**ЗАДАНИЕ**
Переведите на английский язык предложение из текста о Разине: «Кто интересуется историческим Разиным, может прочитать Костомарова».

**ТЕКСТ ДЛЯ ЧТЕНИЯ**
○ ○ ○ ○
Читаем Том 6. Я пришел дать вам волю полностью

Реальный Разин – человек твердый, трезвый и опытный. Последовательный казачий идеолог и дальновидный полководец, выдержавший четырехлетнюю войну с Московском государством, – остался в XVII веке. Кто интересуется историческим Разиным, может прочитать Костомарова. Или трехтомник документов о разинской войне, изданный у нас в 50-е годы. Или «Записки иностранцев» на ту же тему. Материалов хватает. Подлинный Разин – там.

Другой соблазн – сличать сценического Разина с тем легендарным образом, который создан народным сознанием. Старые преданья о последнем сыне вольности, когда-то потрясшие Пушкина, а теперь Шукшина, за три века бытования в народной памяти стали безусловной реальностью нашей духовной жизни, но вряд ли эти предания нуждаются в театральном дублировании. Его и нет здесь.
○ ○ ○ ○
**ИСХОДНЫЕ ДАННЫЕ**
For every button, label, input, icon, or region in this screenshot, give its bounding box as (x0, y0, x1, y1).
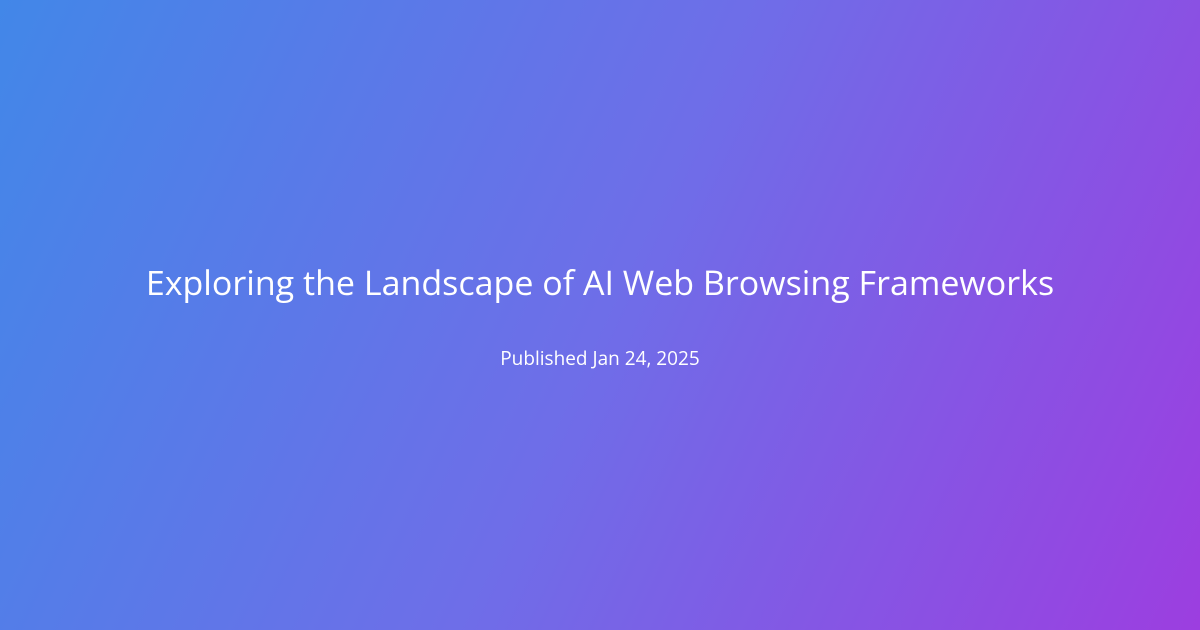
published-date: Published Jan 24, 2025 (500, 345, 700, 371)
page-title: Exploring the Landscape of AI Web Browsi… (146, 259, 1054, 305)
○ ○ ○ ○
**РЕШЕНИЕ ЗАДАЧИ**
Anyone interested in the historical Razin can read Kostomarov.